TASK STATEMENT:
Repeat, unchanged, the stretch of entries from the start through the line that contains "x-tick-label: 60 [1192,955,1216,971]". Include both ends.

Records of where elements appear
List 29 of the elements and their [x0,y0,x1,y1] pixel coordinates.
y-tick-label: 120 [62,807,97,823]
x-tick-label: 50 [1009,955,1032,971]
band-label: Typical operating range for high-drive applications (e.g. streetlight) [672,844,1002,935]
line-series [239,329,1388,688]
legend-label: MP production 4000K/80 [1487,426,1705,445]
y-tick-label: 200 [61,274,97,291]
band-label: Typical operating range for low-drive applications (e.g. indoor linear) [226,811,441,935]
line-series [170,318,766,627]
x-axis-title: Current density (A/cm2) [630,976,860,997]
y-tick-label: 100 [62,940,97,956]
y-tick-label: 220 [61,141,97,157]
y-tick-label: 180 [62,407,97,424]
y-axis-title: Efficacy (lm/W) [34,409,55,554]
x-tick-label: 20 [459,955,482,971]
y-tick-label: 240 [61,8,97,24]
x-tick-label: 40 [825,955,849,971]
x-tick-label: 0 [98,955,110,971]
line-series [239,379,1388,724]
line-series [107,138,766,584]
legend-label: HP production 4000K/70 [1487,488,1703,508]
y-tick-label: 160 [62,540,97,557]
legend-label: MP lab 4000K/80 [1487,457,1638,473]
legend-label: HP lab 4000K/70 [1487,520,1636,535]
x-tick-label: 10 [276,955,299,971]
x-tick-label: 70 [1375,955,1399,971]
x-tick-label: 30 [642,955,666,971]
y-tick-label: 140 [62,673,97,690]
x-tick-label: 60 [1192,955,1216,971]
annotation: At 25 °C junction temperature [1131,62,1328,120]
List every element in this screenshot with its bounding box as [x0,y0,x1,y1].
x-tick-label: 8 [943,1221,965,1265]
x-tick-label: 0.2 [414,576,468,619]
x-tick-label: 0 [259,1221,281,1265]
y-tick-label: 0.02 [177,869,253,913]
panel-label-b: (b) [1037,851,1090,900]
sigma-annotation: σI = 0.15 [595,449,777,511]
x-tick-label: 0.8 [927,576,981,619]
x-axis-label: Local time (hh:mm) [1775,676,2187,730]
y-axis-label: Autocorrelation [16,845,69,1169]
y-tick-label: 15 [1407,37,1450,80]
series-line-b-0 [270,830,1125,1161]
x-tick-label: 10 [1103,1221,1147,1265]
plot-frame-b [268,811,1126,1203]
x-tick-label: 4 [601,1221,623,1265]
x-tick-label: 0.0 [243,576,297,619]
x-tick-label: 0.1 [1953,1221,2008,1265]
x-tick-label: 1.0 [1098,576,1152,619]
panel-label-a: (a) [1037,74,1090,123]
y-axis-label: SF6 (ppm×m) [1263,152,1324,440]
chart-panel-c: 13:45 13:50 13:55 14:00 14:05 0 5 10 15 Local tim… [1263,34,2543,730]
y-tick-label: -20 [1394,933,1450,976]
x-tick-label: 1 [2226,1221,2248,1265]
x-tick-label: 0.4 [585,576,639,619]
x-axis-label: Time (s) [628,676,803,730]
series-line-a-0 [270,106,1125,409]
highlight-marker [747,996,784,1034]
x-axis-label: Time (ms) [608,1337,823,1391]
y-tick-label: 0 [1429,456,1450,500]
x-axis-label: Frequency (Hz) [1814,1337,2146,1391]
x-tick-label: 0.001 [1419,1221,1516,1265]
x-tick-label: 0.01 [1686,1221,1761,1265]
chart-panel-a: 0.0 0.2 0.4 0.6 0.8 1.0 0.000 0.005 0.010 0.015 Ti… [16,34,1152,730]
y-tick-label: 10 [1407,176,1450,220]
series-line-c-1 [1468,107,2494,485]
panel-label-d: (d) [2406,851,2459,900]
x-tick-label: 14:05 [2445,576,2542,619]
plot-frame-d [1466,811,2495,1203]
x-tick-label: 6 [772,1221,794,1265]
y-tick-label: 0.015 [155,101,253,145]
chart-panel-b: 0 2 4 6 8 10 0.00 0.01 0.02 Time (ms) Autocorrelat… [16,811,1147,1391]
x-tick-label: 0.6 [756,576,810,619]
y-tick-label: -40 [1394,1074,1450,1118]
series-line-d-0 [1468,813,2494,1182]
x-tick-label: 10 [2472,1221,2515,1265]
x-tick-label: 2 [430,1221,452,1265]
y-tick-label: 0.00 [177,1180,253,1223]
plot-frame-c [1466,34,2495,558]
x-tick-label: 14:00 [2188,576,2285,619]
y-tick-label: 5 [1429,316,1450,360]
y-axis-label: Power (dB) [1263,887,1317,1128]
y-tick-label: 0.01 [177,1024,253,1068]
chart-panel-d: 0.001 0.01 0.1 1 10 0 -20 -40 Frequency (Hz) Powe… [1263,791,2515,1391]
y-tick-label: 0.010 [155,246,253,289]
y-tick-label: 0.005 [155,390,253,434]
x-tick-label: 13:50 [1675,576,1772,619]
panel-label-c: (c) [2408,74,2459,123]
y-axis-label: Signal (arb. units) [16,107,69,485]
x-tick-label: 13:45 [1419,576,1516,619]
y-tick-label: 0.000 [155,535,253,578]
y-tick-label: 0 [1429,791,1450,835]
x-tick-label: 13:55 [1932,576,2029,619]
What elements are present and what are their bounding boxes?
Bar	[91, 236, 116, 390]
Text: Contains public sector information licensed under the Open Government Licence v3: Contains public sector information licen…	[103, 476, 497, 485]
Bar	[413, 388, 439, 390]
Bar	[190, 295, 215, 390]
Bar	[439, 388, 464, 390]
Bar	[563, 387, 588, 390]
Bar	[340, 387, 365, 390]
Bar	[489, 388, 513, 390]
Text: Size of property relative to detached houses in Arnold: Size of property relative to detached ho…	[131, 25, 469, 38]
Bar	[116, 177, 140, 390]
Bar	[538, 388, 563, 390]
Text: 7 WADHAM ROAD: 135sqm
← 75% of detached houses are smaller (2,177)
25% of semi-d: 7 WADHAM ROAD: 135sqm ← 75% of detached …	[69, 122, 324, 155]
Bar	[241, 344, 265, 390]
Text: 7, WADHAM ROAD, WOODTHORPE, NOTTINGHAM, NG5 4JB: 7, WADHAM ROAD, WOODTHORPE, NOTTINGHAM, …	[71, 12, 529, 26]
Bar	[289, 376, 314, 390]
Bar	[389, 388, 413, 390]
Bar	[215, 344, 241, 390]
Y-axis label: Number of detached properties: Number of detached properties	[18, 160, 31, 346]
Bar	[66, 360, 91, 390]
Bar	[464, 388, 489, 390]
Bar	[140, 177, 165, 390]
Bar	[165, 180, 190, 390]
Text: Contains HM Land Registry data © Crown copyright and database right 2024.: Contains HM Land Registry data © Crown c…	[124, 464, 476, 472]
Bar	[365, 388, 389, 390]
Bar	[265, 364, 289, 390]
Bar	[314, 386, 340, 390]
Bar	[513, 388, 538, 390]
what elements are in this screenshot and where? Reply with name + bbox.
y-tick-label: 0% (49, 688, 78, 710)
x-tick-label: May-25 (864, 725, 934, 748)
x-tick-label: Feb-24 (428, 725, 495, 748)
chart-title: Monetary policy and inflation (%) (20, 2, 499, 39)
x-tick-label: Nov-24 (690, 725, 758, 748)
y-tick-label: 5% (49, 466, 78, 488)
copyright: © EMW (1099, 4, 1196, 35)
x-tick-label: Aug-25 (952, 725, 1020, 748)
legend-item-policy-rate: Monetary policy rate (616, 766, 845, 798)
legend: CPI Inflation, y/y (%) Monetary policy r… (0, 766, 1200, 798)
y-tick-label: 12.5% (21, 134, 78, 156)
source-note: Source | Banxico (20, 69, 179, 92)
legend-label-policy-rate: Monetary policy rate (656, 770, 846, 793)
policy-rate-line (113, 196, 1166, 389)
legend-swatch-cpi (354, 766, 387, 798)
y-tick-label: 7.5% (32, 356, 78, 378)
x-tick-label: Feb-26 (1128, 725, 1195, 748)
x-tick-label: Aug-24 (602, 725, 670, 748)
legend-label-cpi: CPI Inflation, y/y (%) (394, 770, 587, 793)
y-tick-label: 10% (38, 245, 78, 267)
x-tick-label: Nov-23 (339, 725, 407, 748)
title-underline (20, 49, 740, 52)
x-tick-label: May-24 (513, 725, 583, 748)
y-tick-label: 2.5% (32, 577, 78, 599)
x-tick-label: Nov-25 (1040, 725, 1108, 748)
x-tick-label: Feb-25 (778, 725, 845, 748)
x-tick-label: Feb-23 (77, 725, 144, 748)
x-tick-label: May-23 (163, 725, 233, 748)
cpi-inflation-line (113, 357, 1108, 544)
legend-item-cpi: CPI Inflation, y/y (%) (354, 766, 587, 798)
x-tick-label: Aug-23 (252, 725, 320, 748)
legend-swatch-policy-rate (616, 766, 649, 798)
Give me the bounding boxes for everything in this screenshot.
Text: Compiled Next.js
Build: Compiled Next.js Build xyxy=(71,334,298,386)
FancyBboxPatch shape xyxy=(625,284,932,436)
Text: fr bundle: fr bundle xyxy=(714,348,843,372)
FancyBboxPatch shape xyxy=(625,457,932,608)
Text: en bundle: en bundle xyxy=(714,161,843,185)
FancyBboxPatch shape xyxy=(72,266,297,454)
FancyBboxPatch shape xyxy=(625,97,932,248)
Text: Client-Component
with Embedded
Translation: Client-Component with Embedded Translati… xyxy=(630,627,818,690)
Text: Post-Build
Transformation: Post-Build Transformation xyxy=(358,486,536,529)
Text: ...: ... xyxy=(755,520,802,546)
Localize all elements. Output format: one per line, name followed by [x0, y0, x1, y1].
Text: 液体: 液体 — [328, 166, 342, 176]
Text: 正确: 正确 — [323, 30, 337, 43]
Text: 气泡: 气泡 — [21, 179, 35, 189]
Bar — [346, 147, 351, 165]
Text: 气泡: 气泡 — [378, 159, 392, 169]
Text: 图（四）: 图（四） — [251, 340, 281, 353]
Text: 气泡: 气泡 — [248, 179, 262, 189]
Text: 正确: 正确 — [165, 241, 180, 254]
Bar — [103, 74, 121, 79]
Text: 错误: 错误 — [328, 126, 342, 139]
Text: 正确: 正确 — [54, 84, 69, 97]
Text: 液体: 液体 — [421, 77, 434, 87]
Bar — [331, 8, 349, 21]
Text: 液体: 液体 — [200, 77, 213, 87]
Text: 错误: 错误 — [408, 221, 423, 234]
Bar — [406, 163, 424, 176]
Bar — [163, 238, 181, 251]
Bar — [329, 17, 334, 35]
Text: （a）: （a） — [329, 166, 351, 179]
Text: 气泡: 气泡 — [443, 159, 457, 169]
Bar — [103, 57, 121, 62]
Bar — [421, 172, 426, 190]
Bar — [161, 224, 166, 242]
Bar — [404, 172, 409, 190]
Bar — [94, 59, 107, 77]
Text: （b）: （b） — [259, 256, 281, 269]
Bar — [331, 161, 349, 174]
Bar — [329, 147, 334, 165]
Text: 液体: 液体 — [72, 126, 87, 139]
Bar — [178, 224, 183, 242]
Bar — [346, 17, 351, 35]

RESPONSE TO THE TASK:
List 29 of the elements and their [x0,y0,x1,y1] pixel coordinates.
y-tick-label: 120 [62,807,97,823]
x-tick-label: 50 [1009,955,1032,971]
band-label: Typical operating range for high-drive applications (e.g. streetlight) [672,844,1002,935]
line-series [239,329,1388,688]
legend-label: MP production 4000K/80 [1487,426,1705,445]
y-tick-label: 200 [61,274,97,291]
band-label: Typical operating range for low-drive applications (e.g. indoor linear) [226,811,441,935]
line-series [170,318,766,627]
x-axis-title: Current density (A/cm2) [630,976,860,997]
y-tick-label: 100 [62,940,97,956]
y-tick-label: 220 [61,141,97,157]
y-tick-label: 180 [62,407,97,424]
y-axis-title: Efficacy (lm/W) [34,409,55,554]
x-tick-label: 20 [459,955,482,971]
y-tick-label: 240 [61,8,97,24]
x-tick-label: 40 [825,955,849,971]
x-tick-label: 0 [98,955,110,971]
line-series [239,379,1388,724]
line-series [107,138,766,584]
legend-label: HP production 4000K/70 [1487,488,1703,508]
y-tick-label: 160 [62,540,97,557]
legend-label: MP lab 4000K/80 [1487,457,1638,473]
legend-label: HP lab 4000K/70 [1487,520,1636,535]
x-tick-label: 10 [276,955,299,971]
x-tick-label: 70 [1375,955,1399,971]
x-tick-label: 30 [642,955,666,971]
y-tick-label: 140 [62,673,97,690]
x-tick-label: 60 [1192,955,1216,971]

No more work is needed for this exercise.